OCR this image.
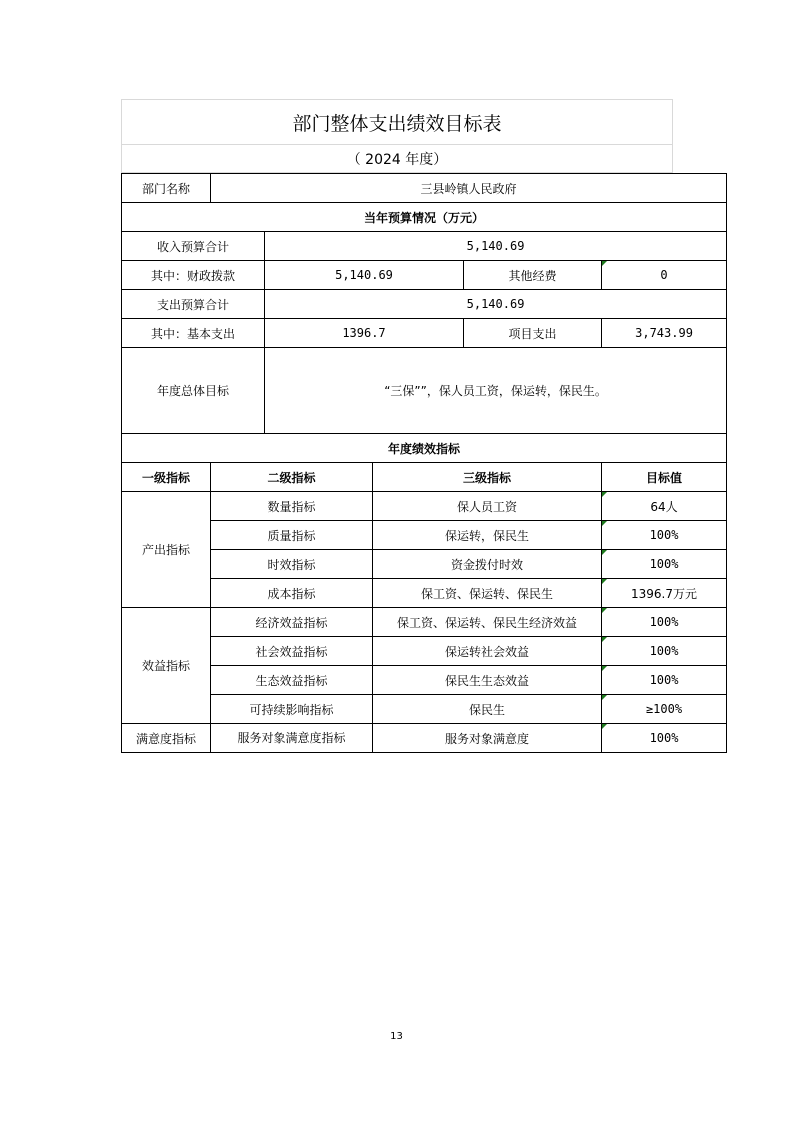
部门整体支出绩效目标表
（ 2024 年度）
部门名称	三县岭镇人民政府				
当年预算情况（万元）					
收入预算合计		5,140.69			
其中：财政拨款		5,140.69		其他经费	0
支出预算合计		5,140.69			
其中：基本支出		1396.7		项目支出	3,743.99
年度总体目标		“三保””，保人员工资，保运转，保民生。			
年度绩效指标					
一级指标	二级指标		三级指标		目标值
产出指标	数量指标		保人员工资		64人
	质量指标		保运转，保民生		100%
	时效指标		资金拨付时效		100%
	成本指标		保工资、保运转、保民生		1396.7万元
效益指标	经济效益指标		保工资、保运转、保民生经济效益		100%
	社会效益指标		保运转社会效益		100%
	生态效益指标		保民生生态效益		100%
	可持续影响指标		保民生		≥100%
满意度指标	服务对象满意度指标		服务对象满意度		100%
13
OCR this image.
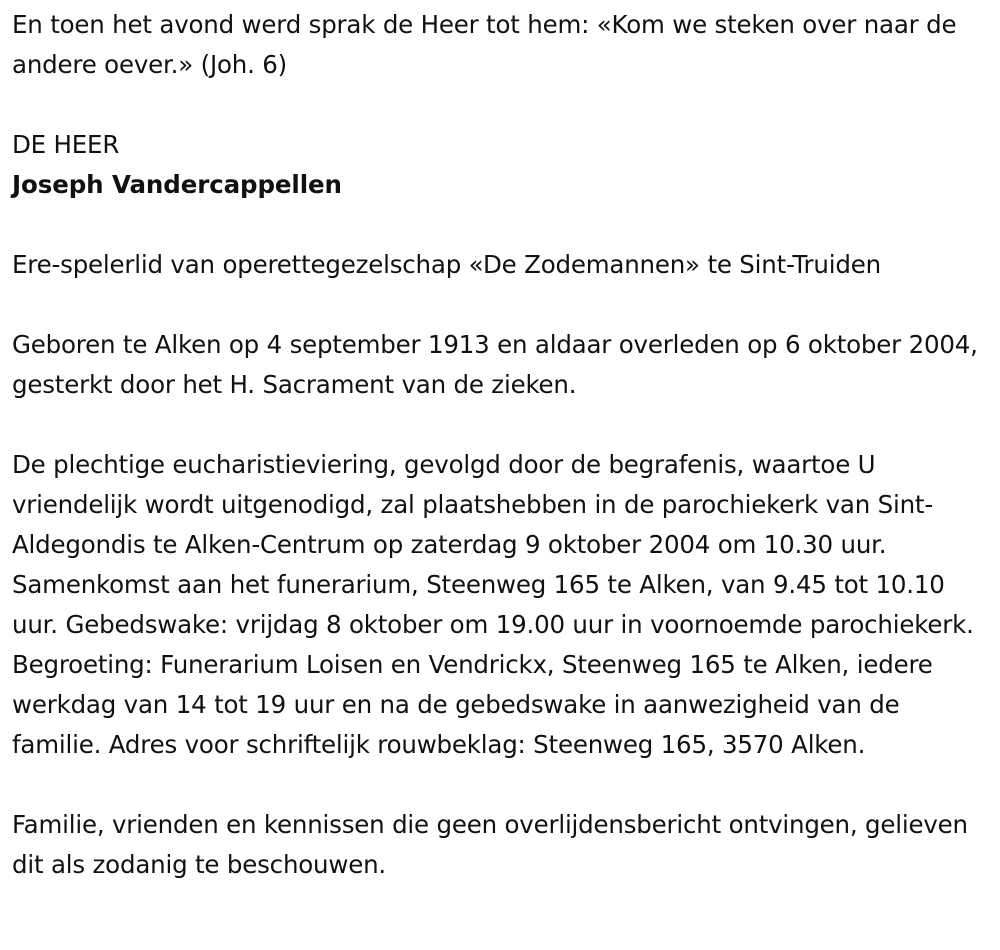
En toen het avond werd sprak de Heer tot hem: «Kom we steken over naar de andere oever.» (Joh. 6)

DE HEER

Joseph Vandercappellen

Ere-spelerlid van operettegezelschap «De Zodemannen» te Sint-Truiden

Geboren te Alken op 4 september 1913 en aldaar overleden op 6 oktober 2004, gesterkt door het H. Sacrament van de zieken.

De plechtige eucharistieviering, gevolgd door de begrafenis, waartoe U vriendelijk wordt uitgenodigd, zal plaatshebben in de parochiekerk van Sint-Aldegondis te Alken-Centrum op zaterdag 9 oktober 2004 om 10.30 uur. Samenkomst aan het funerarium, Steenweg 165 te Alken, van 9.45 tot 10.10 uur. Gebedswake: vrijdag 8 oktober om 19.00 uur in voornoemde parochiekerk. Begroeting: Funerarium Loisen en Vendrickx, Steenweg 165 te Alken, iedere werkdag van 14 tot 19 uur en na de gebedswake in aanwezigheid van de familie. Adres voor schriftelijk rouwbeklag: Steenweg 165, 3570 Alken.

Familie, vrienden en kennissen die geen overlijdensbericht ontvingen, gelieven dit als zodanig te beschouwen.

**What this task involves**
In the listing, find all lines with the string "保人员工资" and copy them.

**Finished exercise**
年度总体目标		“三保””，保人员工资，保运转，保民生。			
产出指标	数量指标		保人员工资		64人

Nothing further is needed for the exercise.